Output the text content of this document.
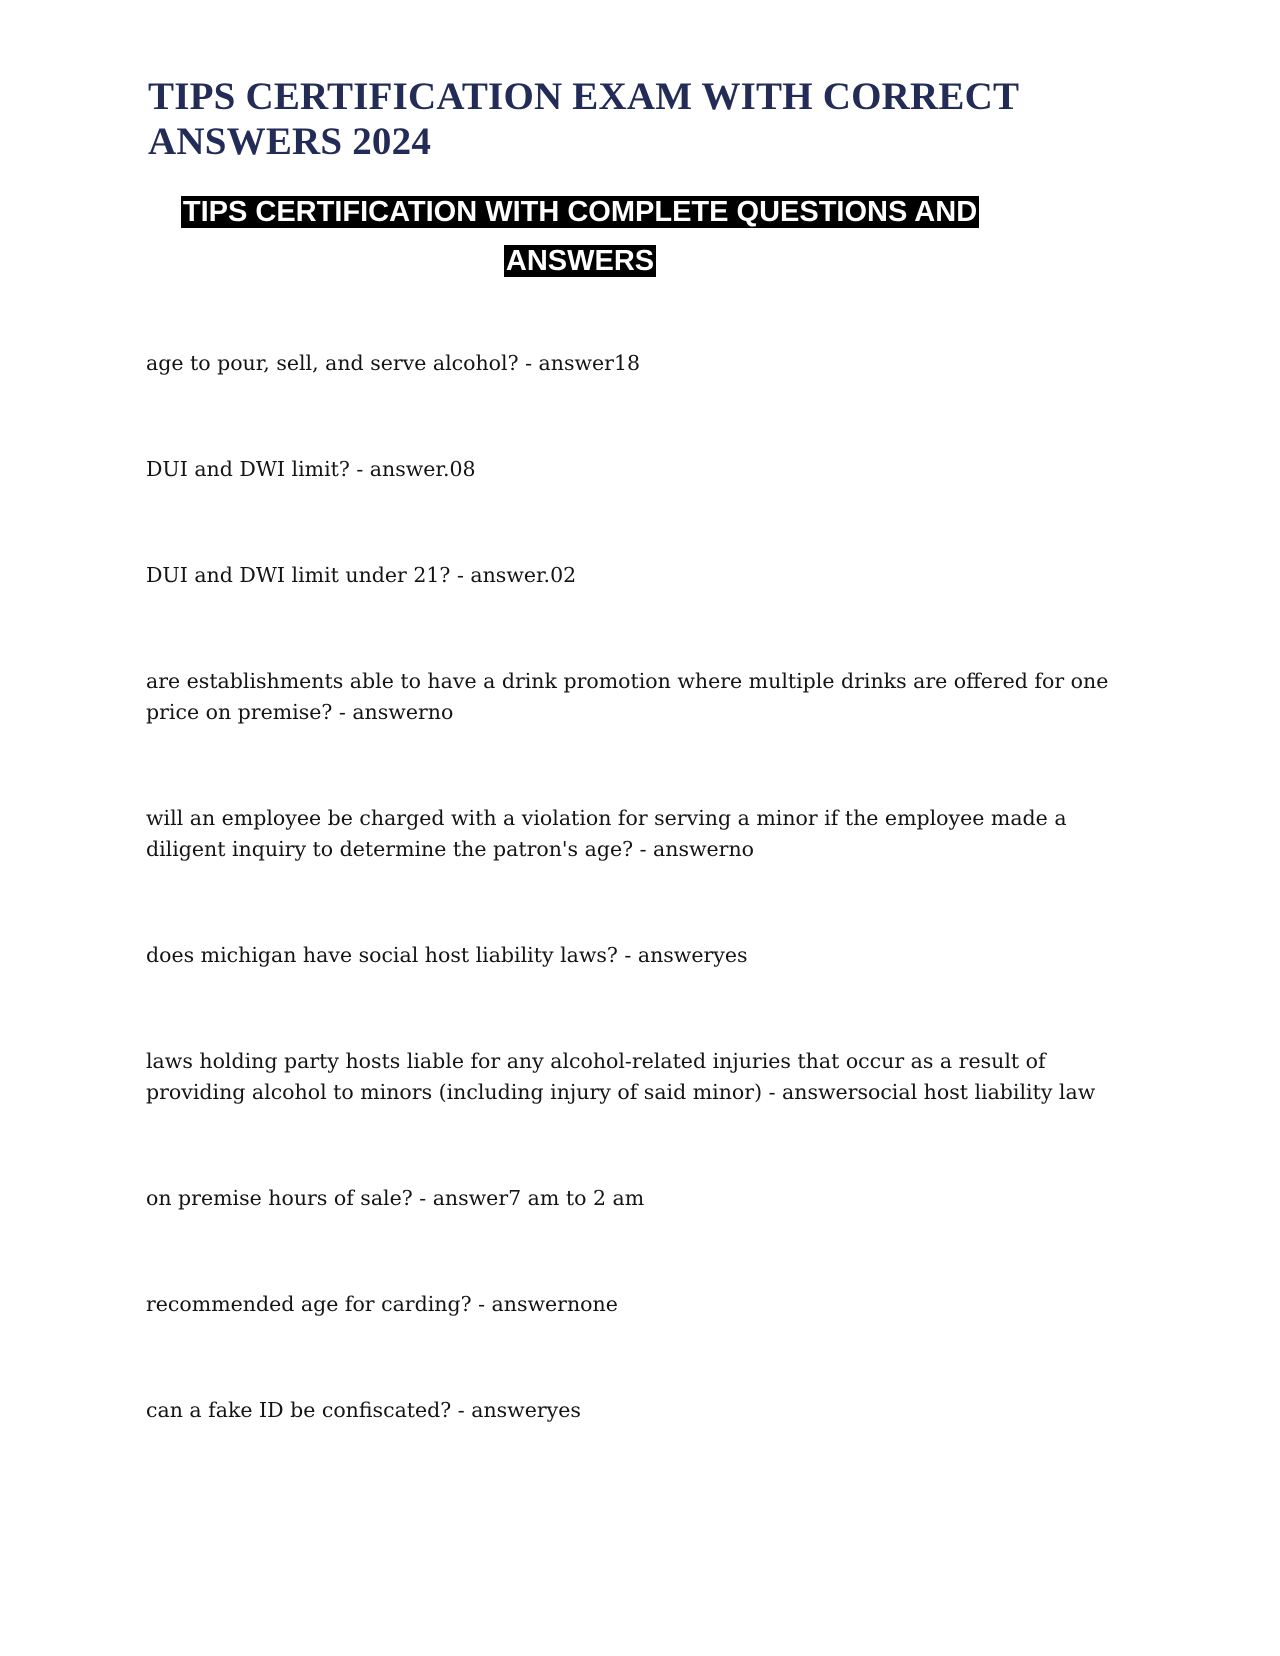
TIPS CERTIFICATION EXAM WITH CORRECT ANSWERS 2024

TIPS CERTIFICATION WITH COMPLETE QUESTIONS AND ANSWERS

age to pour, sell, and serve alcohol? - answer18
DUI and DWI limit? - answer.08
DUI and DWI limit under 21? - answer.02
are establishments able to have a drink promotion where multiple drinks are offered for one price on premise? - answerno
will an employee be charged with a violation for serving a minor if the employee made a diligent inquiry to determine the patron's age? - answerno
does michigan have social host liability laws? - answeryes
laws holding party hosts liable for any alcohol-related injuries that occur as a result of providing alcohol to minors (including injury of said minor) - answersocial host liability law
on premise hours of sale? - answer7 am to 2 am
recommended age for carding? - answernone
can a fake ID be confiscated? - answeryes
═══
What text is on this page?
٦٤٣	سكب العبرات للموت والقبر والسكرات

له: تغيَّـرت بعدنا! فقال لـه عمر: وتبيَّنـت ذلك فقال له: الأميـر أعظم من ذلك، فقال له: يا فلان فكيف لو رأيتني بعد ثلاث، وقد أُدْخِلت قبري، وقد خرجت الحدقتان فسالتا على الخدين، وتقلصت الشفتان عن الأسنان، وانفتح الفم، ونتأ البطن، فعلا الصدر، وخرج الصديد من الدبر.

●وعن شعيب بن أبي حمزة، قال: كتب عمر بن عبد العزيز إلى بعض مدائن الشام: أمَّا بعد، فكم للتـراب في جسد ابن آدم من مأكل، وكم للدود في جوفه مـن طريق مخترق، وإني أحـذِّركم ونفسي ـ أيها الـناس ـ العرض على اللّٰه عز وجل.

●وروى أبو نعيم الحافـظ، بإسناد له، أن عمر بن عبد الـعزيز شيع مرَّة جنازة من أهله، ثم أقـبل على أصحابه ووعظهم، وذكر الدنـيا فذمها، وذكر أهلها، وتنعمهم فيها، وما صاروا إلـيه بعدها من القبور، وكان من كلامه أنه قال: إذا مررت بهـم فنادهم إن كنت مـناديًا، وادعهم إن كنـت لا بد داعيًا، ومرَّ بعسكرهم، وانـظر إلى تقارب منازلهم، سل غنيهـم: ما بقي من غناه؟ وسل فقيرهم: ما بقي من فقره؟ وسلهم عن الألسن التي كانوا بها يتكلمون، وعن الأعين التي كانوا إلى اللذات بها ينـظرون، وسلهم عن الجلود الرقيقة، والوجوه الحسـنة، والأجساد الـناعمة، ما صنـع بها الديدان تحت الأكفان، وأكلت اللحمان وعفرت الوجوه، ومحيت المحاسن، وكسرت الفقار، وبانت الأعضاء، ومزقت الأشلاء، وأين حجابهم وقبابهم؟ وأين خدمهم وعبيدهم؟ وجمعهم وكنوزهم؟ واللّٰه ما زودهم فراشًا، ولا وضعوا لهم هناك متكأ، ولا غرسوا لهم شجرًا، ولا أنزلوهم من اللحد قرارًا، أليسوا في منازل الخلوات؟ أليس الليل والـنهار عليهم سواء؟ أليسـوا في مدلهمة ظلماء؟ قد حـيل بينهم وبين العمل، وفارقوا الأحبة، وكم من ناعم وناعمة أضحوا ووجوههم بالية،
═══
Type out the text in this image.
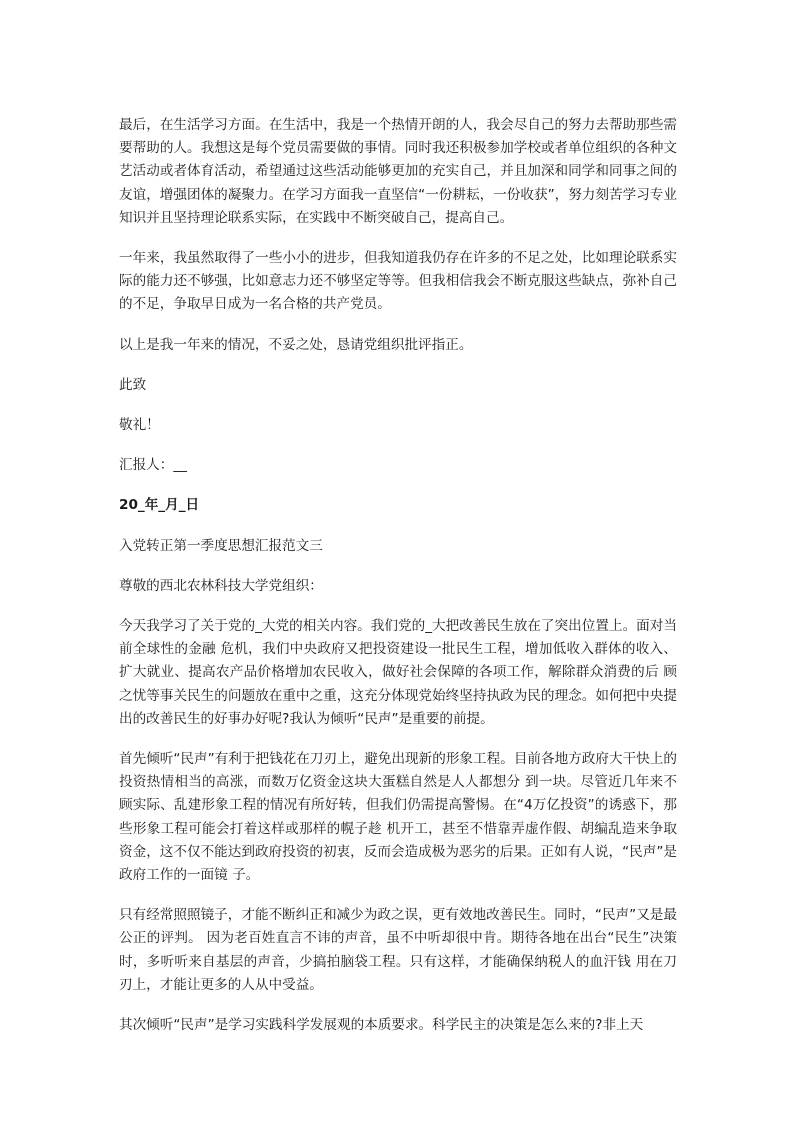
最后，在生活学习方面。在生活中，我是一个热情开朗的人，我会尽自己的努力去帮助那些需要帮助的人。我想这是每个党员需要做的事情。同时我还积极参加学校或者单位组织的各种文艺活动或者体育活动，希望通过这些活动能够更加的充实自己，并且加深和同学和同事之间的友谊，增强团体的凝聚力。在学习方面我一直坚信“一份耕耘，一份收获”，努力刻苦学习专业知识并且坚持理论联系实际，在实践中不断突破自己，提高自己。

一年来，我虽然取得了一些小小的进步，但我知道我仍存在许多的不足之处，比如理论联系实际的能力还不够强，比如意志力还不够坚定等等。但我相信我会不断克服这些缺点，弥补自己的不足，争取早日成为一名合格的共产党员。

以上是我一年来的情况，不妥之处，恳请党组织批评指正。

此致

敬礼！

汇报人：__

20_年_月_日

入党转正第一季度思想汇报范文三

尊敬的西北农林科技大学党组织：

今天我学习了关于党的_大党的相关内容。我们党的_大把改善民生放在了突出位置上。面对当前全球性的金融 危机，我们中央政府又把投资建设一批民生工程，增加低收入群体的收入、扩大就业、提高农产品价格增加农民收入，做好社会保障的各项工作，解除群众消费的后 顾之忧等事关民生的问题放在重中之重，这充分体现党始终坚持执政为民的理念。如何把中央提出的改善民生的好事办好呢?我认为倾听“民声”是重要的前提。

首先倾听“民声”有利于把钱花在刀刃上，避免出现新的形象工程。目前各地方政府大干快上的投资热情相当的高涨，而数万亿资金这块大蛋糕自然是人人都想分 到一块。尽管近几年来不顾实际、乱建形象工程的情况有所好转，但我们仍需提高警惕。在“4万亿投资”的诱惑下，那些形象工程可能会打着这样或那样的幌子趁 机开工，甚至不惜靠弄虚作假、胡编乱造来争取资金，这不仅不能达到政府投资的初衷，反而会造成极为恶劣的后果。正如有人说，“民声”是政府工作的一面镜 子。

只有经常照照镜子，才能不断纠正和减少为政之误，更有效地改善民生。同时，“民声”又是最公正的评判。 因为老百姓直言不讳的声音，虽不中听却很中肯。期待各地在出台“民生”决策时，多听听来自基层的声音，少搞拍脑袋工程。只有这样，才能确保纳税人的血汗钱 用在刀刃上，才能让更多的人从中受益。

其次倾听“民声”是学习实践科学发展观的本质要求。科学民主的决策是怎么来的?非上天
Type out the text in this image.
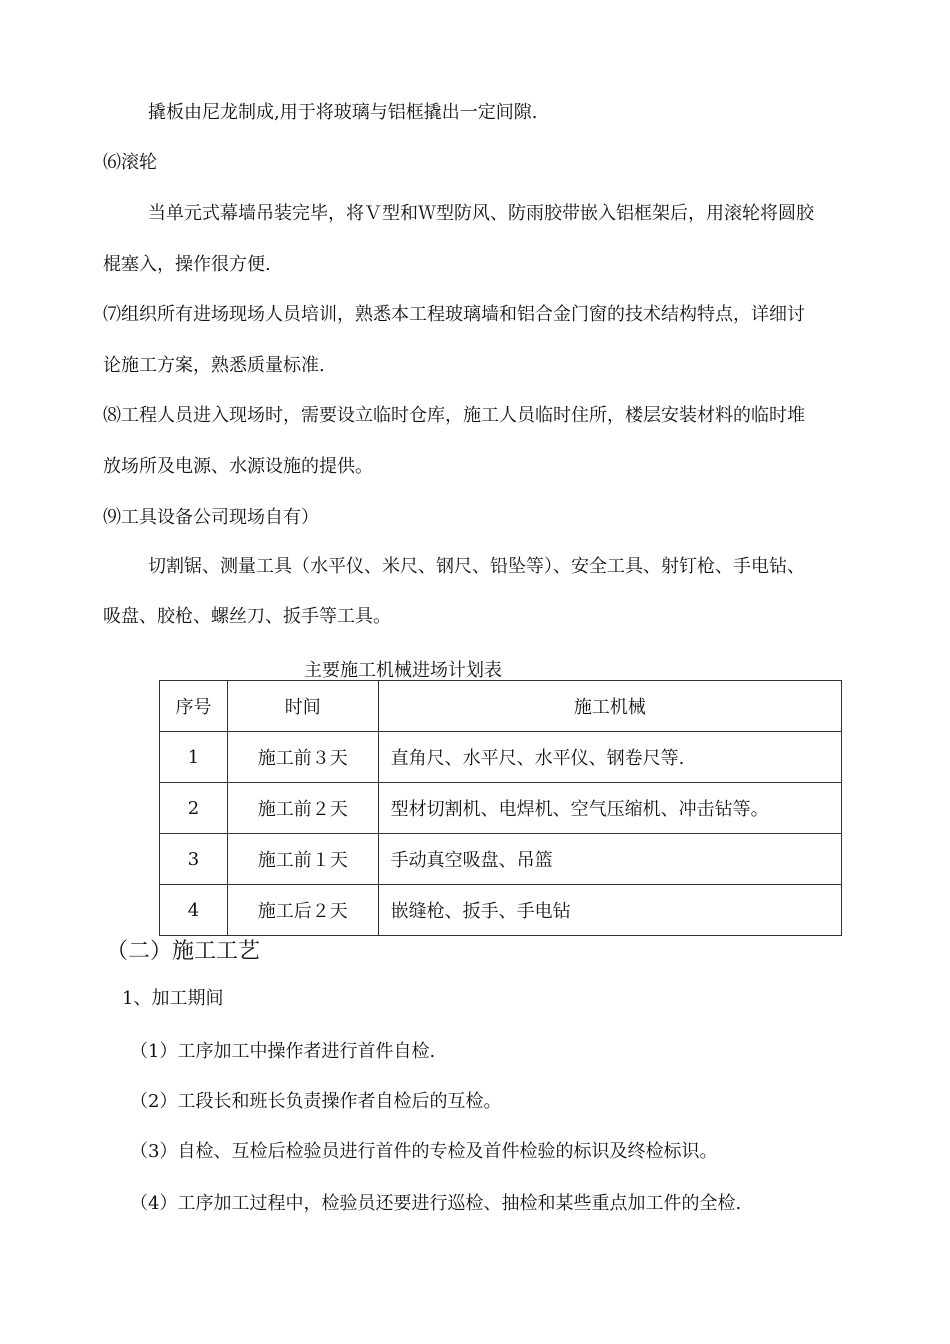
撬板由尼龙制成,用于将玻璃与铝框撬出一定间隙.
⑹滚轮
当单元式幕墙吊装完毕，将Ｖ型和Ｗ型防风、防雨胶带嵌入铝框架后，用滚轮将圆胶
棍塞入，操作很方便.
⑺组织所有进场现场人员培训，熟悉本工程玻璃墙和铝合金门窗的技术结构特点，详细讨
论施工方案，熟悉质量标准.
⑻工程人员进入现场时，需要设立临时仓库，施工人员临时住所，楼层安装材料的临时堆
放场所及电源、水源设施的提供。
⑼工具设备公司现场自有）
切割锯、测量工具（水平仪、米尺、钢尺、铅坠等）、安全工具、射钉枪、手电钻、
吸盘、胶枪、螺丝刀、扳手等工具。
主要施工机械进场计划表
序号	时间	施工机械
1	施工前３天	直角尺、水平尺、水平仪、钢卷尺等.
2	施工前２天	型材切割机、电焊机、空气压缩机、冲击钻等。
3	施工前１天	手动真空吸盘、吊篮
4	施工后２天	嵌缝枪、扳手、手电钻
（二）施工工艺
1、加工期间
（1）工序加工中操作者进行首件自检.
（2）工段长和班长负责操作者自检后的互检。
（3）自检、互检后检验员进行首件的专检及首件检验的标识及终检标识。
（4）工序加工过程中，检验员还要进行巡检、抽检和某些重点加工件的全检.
═══
OBJECTIVE
Select every line of the records holding the string "CERTIFICATION".

THE SOLUTION
TIPS CERTIFICATION EXAM WITH CORRECT ANSWERS 2024
TIPS CERTIFICATION WITH COMPLETE QUESTIONS AND ANSWERS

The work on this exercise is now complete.